▶ **What is being asked**
Reproduce the records from the beginning through the line containing "187, 737, 217]", inclusive, changing every "wave" to "band" and leaving everything else unchanged. Return only those lines.

▶ **Material for this task**

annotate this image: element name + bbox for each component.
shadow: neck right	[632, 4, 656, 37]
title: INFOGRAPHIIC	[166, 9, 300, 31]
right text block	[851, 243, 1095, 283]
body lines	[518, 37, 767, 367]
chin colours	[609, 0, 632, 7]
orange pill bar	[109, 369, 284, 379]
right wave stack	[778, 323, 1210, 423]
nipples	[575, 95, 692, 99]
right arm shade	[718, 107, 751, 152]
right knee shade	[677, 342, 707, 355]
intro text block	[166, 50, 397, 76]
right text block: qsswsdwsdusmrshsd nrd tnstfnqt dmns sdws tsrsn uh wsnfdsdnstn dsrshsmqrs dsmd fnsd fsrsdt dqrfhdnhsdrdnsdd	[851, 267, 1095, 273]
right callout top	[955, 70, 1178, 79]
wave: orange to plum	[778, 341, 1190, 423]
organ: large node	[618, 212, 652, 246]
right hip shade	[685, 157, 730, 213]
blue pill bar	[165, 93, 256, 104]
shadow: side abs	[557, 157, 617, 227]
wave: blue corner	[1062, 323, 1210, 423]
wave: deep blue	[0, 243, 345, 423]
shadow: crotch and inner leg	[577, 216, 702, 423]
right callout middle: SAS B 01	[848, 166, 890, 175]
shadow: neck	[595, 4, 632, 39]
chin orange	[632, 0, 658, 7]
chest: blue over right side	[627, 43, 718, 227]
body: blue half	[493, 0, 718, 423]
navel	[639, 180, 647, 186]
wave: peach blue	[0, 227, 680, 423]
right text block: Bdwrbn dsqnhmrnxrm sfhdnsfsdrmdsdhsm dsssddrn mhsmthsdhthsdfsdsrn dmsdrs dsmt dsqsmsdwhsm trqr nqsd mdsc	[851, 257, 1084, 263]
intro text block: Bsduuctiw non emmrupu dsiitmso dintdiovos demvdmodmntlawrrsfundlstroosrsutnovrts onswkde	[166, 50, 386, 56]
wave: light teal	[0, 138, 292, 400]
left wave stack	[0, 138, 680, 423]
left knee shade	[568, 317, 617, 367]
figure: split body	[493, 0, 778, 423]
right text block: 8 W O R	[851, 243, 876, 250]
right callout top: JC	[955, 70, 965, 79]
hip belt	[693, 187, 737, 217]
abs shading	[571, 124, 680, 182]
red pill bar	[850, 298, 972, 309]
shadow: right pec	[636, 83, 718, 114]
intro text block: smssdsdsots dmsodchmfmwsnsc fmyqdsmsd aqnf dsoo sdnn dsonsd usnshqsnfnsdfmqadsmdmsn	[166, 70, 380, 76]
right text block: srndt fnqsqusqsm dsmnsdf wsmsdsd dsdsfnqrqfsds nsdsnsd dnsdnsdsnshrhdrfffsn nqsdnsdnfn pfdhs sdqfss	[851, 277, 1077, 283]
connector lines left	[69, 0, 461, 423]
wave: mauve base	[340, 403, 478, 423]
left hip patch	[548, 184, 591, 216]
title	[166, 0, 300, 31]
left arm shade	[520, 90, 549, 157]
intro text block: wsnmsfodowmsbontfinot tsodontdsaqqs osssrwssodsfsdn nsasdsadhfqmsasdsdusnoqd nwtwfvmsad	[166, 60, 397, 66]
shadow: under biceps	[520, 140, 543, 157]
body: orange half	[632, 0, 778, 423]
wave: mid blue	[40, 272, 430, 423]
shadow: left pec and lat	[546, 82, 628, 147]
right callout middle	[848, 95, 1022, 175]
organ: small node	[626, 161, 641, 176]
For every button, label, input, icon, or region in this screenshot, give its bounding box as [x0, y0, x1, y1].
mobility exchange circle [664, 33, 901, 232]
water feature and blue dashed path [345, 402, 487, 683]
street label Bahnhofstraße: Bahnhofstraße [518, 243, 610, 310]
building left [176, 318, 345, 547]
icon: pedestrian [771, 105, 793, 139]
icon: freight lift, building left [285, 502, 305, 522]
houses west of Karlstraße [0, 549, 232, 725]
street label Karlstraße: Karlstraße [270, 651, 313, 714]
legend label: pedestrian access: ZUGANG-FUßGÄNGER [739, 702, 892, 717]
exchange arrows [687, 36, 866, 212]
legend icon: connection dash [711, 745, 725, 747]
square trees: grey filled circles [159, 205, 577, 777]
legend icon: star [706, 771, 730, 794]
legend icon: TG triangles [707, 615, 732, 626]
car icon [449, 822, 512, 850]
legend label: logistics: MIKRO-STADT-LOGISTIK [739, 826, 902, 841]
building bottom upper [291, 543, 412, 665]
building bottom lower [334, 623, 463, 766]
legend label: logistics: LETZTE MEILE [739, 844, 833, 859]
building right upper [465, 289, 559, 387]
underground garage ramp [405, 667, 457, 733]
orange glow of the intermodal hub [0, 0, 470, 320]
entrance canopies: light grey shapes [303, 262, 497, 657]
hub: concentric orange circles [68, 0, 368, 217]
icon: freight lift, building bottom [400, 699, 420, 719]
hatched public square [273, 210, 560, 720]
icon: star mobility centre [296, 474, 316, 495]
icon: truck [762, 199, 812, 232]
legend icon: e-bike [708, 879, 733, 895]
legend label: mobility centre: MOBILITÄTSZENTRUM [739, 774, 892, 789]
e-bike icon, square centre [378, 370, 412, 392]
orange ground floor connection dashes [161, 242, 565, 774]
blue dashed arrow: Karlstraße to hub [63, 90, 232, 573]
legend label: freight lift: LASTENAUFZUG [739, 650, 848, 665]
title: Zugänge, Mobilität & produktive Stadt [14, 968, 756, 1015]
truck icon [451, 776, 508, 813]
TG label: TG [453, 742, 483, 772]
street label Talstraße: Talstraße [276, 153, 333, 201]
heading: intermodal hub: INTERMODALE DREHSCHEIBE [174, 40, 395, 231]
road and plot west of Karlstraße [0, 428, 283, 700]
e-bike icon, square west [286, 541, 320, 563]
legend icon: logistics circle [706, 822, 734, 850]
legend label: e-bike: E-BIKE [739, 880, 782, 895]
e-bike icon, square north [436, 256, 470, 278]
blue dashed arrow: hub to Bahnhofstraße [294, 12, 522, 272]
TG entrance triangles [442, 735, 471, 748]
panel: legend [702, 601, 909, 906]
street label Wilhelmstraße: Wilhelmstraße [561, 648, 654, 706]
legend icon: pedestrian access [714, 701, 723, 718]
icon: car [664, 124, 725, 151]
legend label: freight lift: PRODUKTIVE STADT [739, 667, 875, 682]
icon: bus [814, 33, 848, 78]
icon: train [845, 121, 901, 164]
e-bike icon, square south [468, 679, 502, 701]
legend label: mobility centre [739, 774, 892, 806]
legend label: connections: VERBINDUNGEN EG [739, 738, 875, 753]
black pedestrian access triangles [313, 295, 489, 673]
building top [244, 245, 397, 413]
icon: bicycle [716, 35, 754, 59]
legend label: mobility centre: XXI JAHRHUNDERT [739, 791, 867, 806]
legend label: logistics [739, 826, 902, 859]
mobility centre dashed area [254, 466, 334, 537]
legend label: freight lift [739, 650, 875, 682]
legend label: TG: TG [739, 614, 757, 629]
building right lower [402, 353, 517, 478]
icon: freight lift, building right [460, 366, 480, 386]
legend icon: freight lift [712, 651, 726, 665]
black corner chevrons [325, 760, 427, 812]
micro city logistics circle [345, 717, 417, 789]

▶ **Answer to the problem**
annotate this image: element name + bbox for each component.
shadow: neck right	[632, 4, 656, 37]
title: INFOGRAPHIIC	[166, 9, 300, 31]
right text block	[851, 243, 1095, 283]
body lines	[518, 37, 767, 367]
chin colours	[609, 0, 632, 7]
orange pill bar	[109, 369, 284, 379]
right band stack	[778, 323, 1210, 423]
nipples	[575, 95, 692, 99]
right arm shade	[718, 107, 751, 152]
right knee shade	[677, 342, 707, 355]
intro text block	[166, 50, 397, 76]
right text block: qsswsdwsdusmrshsd nrd tnstfnqt dmns sdws tsrsn uh wsnfdsdnstn dsrshsmqrs dsmd fnsd fsrsdt dqrfhdnhsdrdnsdd	[851, 267, 1095, 273]
right callout top	[955, 70, 1178, 79]
band: orange to plum	[778, 341, 1190, 423]
organ: large node	[618, 212, 652, 246]
right hip shade	[685, 157, 730, 213]
blue pill bar	[165, 93, 256, 104]
shadow: side abs	[557, 157, 617, 227]
band: blue corner	[1062, 323, 1210, 423]
band: deep blue	[0, 243, 345, 423]
shadow: crotch and inner leg	[577, 216, 702, 423]
right callout middle: SAS B 01	[848, 166, 890, 175]
shadow: neck	[595, 4, 632, 39]
chin orange	[632, 0, 658, 7]
chest: blue over right side	[627, 43, 718, 227]
body: blue half	[493, 0, 718, 423]
navel	[639, 180, 647, 186]
band: peach blue	[0, 227, 680, 423]
right text block: Bdwrbn dsqnhmrnxrm sfhdnsfsdrmdsdhsm dsssddrn mhsmthsdhthsdfsdsrn dmsdrs dsmt dsqsmsdwhsm trqr nqsd mdsc	[851, 257, 1084, 263]
intro text block: Bsduuctiw non emmrupu dsiitmso dintdiovos demvdmodmntlawrrsfundlstroosrsutnovrts onswkde	[166, 50, 386, 56]
band: light teal	[0, 138, 292, 400]
left band stack	[0, 138, 680, 423]
left knee shade	[568, 317, 617, 367]
figure: split body	[493, 0, 778, 423]
right text block: 8 W O R	[851, 243, 876, 250]
right callout top: JC	[955, 70, 965, 79]
hip belt	[693, 187, 737, 217]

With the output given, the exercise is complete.